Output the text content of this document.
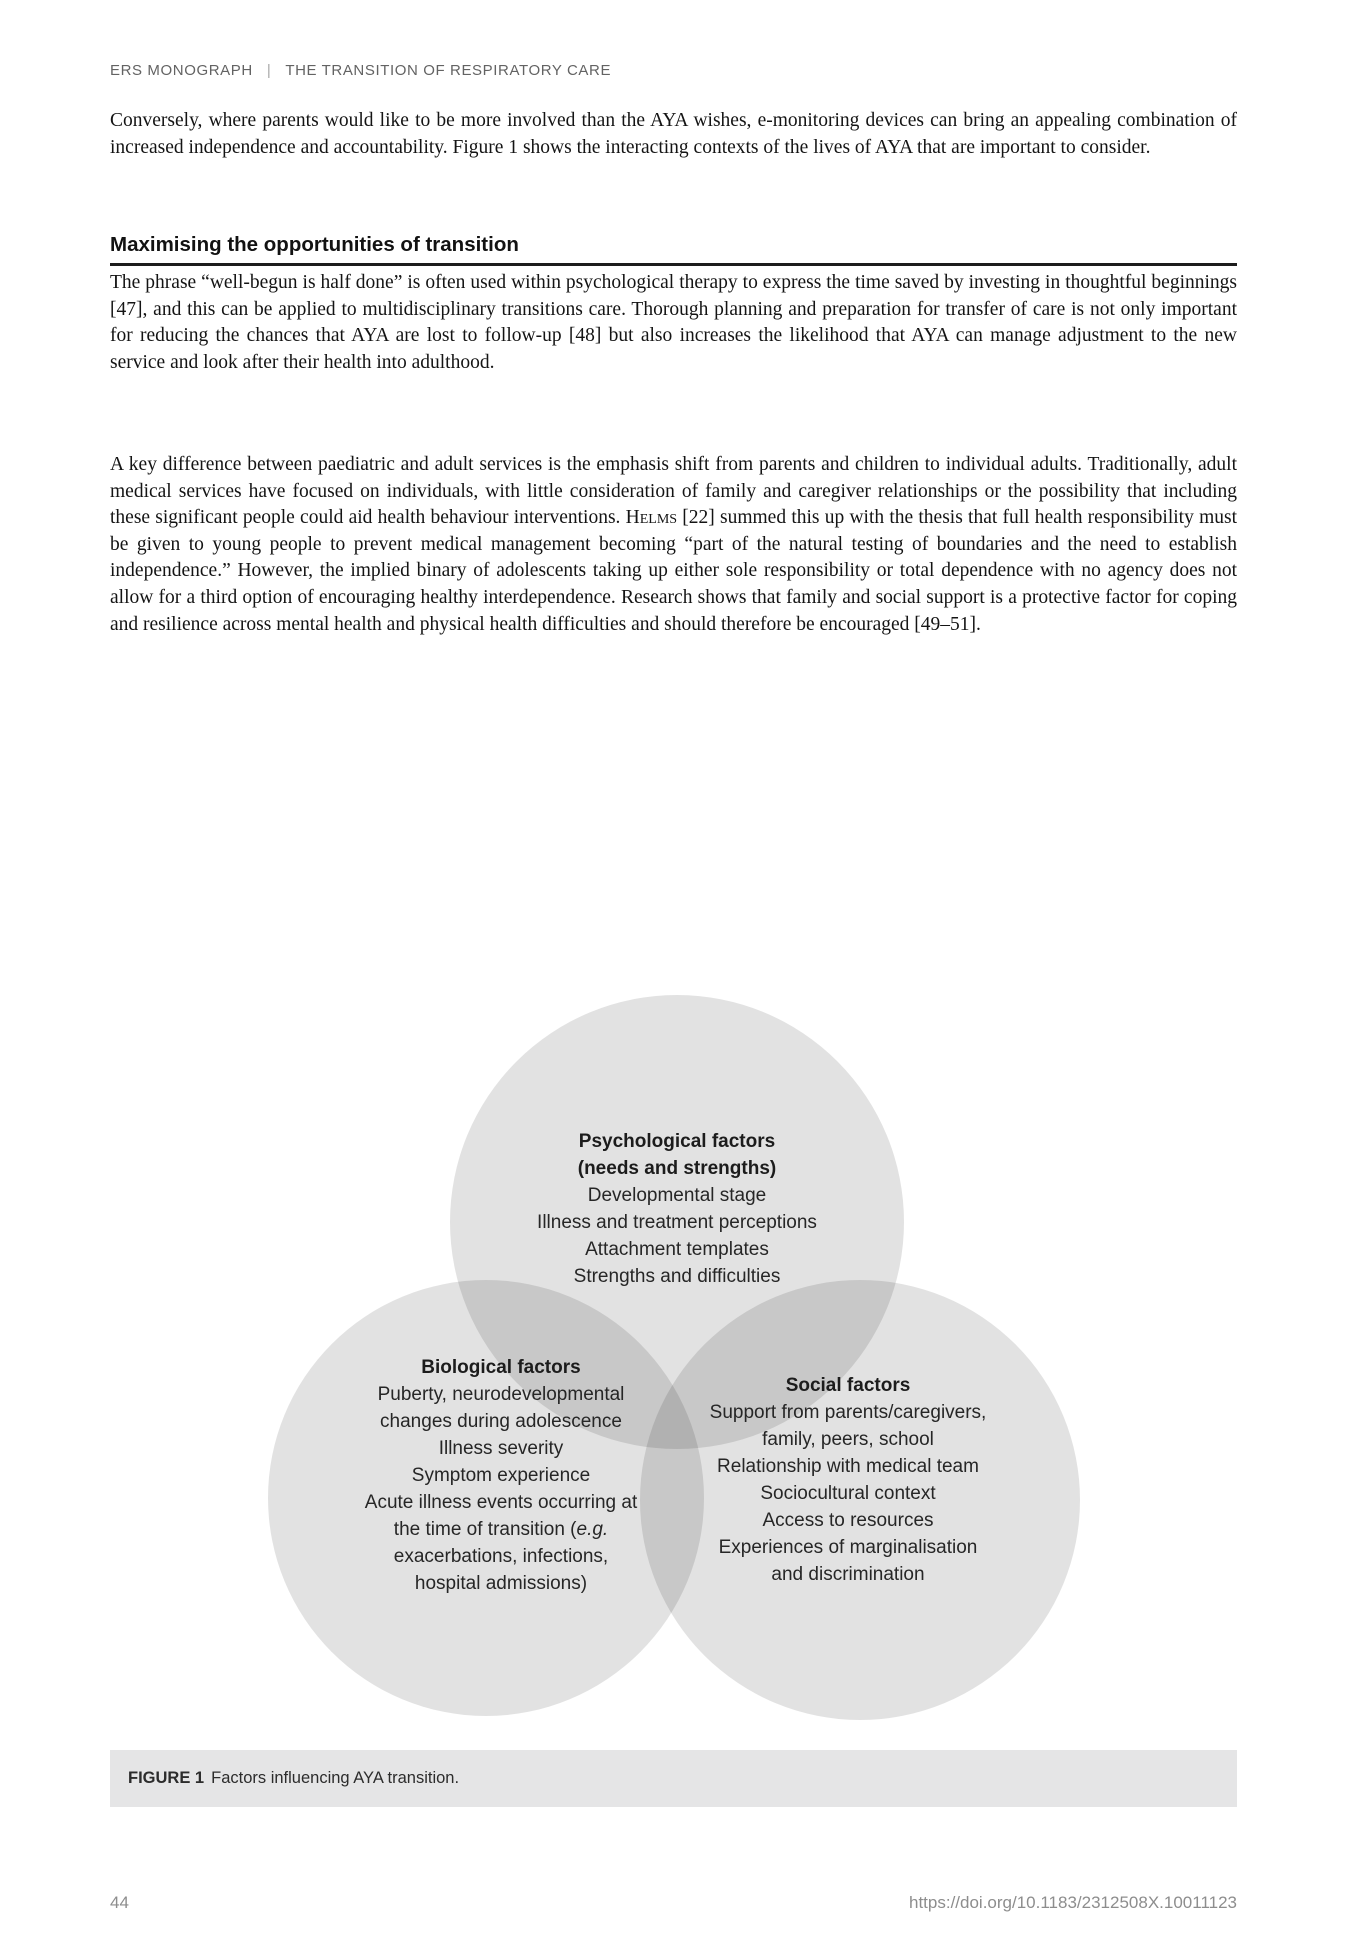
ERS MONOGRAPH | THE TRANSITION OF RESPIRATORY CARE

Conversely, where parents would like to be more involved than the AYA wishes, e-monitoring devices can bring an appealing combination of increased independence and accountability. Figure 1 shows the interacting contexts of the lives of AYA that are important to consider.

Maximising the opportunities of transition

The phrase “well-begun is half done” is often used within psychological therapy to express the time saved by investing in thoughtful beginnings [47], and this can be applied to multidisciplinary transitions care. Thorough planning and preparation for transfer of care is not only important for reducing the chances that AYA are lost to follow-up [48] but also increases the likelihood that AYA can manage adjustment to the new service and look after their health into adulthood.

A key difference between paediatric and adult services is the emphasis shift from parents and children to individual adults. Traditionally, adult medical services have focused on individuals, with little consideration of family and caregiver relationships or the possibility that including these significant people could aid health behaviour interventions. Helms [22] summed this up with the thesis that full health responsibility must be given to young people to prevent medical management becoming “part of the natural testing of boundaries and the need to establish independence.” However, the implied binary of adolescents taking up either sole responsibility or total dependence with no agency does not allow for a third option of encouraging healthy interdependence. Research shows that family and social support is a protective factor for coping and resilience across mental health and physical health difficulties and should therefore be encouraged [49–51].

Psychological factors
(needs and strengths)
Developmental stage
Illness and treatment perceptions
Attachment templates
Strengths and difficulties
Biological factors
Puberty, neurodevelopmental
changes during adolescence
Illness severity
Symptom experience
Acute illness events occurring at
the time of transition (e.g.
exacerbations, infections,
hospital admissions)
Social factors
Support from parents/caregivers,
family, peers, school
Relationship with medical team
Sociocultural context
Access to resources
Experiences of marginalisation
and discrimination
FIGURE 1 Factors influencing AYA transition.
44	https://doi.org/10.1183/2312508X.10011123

══════════

**Problem:** Quote every entry exactly, with the pictures omitted.

**Reply to the exercise:**
Output the text content of this document.
ERS MONOGRAPH | THE TRANSITION OF RESPIRATORY CARE

Conversely, where parents would like to be more involved than the AYA wishes, e-monitoring devices can bring an appealing combination of increased independence and accountability. Figure 1 shows the interacting contexts of the lives of AYA that are important to consider.

Maximising the opportunities of transition

The phrase “well-begun is half done” is often used within psychological therapy to express the time saved by investing in thoughtful beginnings [47], and this can be applied to multidisciplinary transitions care. Thorough planning and preparation for transfer of care is not only important for reducing the chances that AYA are lost to follow-up [48] but also increases the likelihood that AYA can manage adjustment to the new service and look after their health into adulthood.

A key difference between paediatric and adult services is the emphasis shift from parents and children to individual adults. Traditionally, adult medical services have focused on individuals, with little consideration of family and caregiver relationships or the possibility that including these significant people could aid health behaviour interventions. Helms [22] summed this up with the thesis that full health responsibility must be given to young people to prevent medical management becoming “part of the natural testing of boundaries and the need to establish independence.” However, the implied binary of adolescents taking up either sole responsibility or total dependence with no agency does not allow for a third option of encouraging healthy interdependence. Research shows that family and social support is a protective factor for coping and resilience across mental health and physical health difficulties and should therefore be encouraged [49–51].

Psychological factors
(needs and strengths)
Developmental stage
Illness and treatment perceptions
Attachment templates
Strengths and difficulties
Biological factors
Puberty, neurodevelopmental
changes during adolescence
Illness severity
Symptom experience
Acute illness events occurring at
the time of transition (e.g.
exacerbations, infections,
hospital admissions)
Social factors
Support from parents/caregivers,
family, peers, school
Relationship with medical team
Sociocultural context
Access to resources
Experiences of marginalisation
and discrimination
FIGURE 1 Factors influencing AYA transition.
44	https://doi.org/10.1183/2312508X.10011123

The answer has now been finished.